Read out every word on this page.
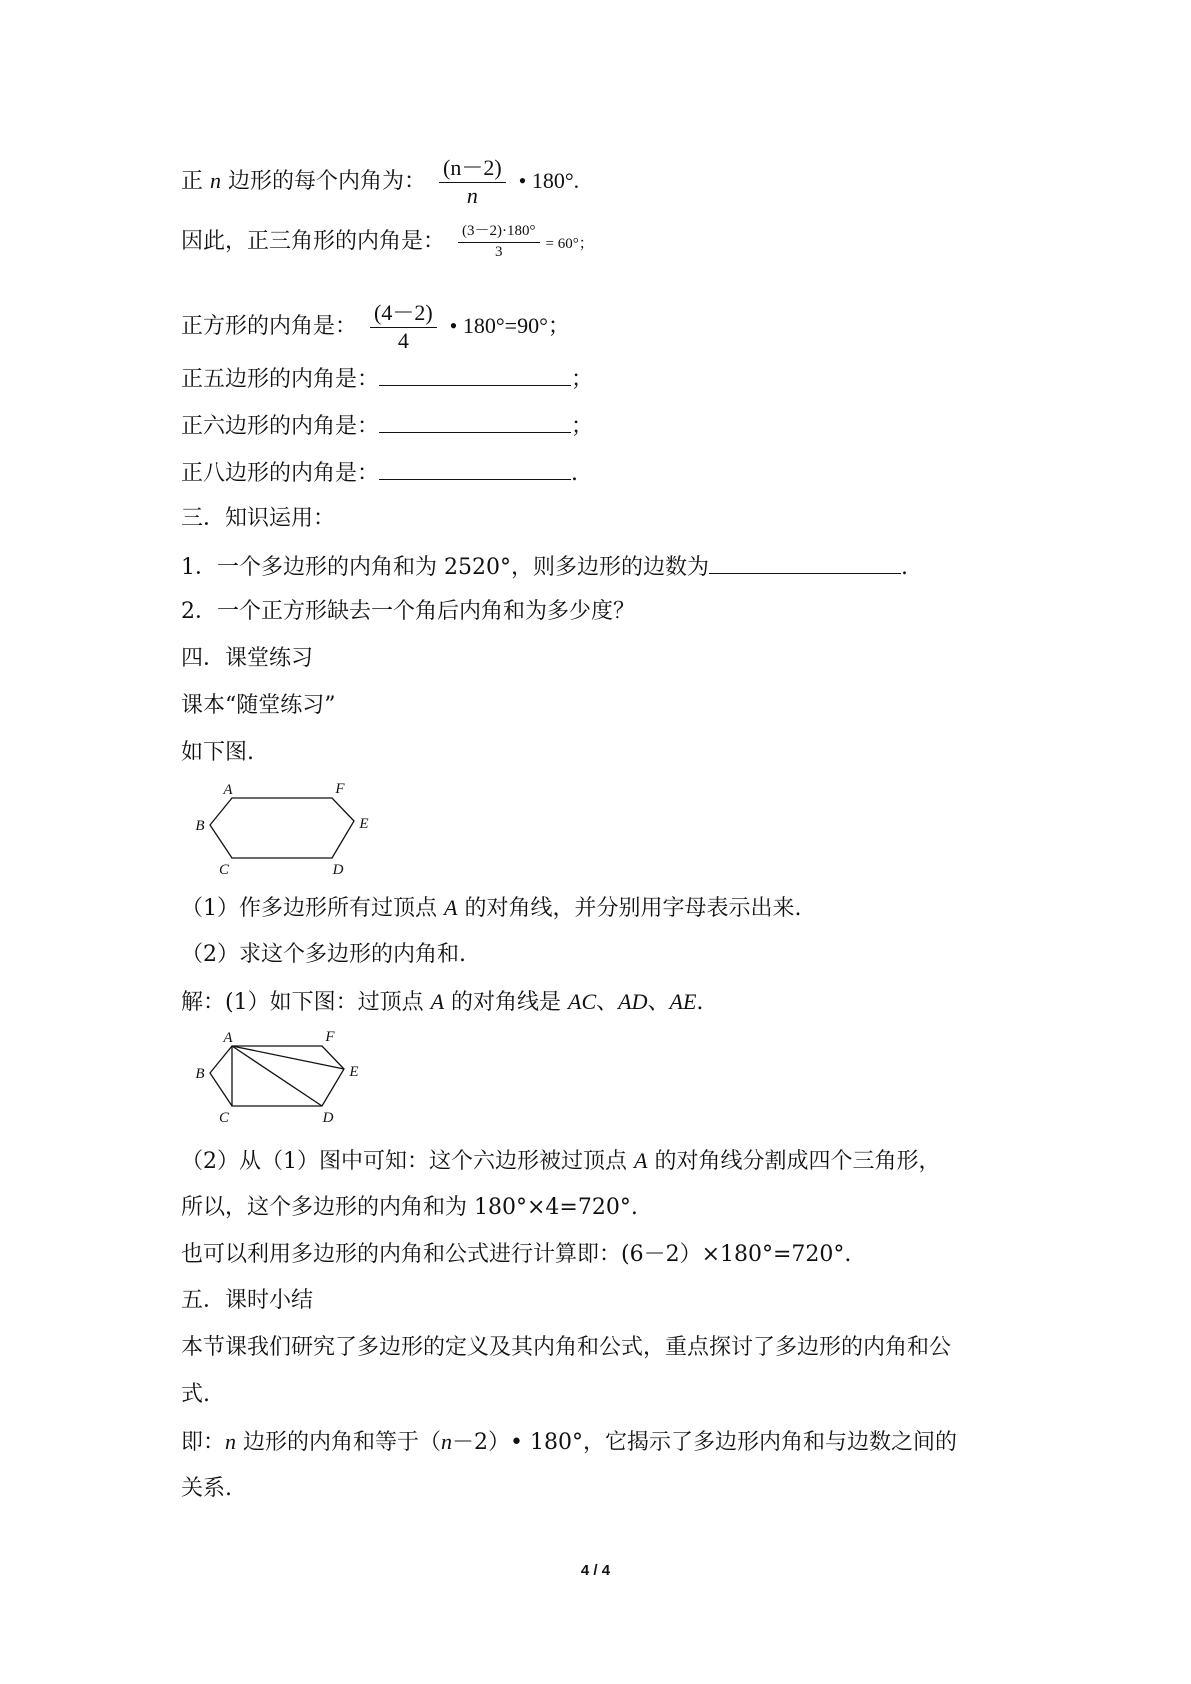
正 n 边形的每个内角为： $\frac{(n-2)}{n}$ • 180°.
因此，正三角形的内角是： $\frac{(3-2)\cdot 180^\circ}{3} = 60^\circ$；
正方形的内角是： $\frac{(4-2)}{4}$ • 180°=90°；
正五边形的内角是：	；
正六边形的内角是：	；
正八边形的内角是：	.
三．知识运用：
1．一个多边形的内角和为 2520°，则多边形的边数为	.
2．一个正方形缺去一个角后内角和为多少度？
四．课堂练习
课本“随堂练习”
如下图.
A	F
B	E
C	D
（1）作多边形所有过顶点 A 的对角线，并分别用字母表示出来.
（2）求这个多边形的内角和.
解：(1）如下图：过顶点 A 的对角线是 AC、AD、AE.
A	F
B	E
C	D
（2）从（1）图中可知：这个六边形被过顶点 A 的对角线分割成四个三角形，
所以，这个多边形的内角和为 180°×4=720°.
也可以利用多边形的内角和公式进行计算即：(6－2）×180°=720°.
五．课时小结
本节课我们研究了多边形的定义及其内角和公式，重点探讨了多边形的内角和公
式.
即：n 边形的内角和等于（n－2）• 180°，它揭示了多边形内角和与边数之间的
关系.
4 / 4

-- -- --

WHAT THE TASK ASKS
Return each line of the data, keeping its wording exact and omitting pictures.

EXPECTED ANSWER
Read out every word on this page.
正 n 边形的每个内角为： $\frac{(n-2)}{n}$ • 180°.
因此，正三角形的内角是： $\frac{(3-2)\cdot 180^\circ}{3} = 60^\circ$；
正方形的内角是： $\frac{(4-2)}{4}$ • 180°=90°；
正五边形的内角是：	；
正六边形的内角是：	；
正八边形的内角是：	.
三．知识运用：
1．一个多边形的内角和为 2520°，则多边形的边数为	.
2．一个正方形缺去一个角后内角和为多少度？
四．课堂练习
课本“随堂练习”
如下图.
A	F
B	E
C	D
（1）作多边形所有过顶点 A 的对角线，并分别用字母表示出来.
（2）求这个多边形的内角和.
解：(1）如下图：过顶点 A 的对角线是 AC、AD、AE.
A	F
B	E
C	D
（2）从（1）图中可知：这个六边形被过顶点 A 的对角线分割成四个三角形，
所以，这个多边形的内角和为 180°×4=720°.
也可以利用多边形的内角和公式进行计算即：(6－2）×180°=720°.
五．课时小结
本节课我们研究了多边形的定义及其内角和公式，重点探讨了多边形的内角和公
式.
即：n 边形的内角和等于（n－2）• 180°，它揭示了多边形内角和与边数之间的
关系.
4 / 4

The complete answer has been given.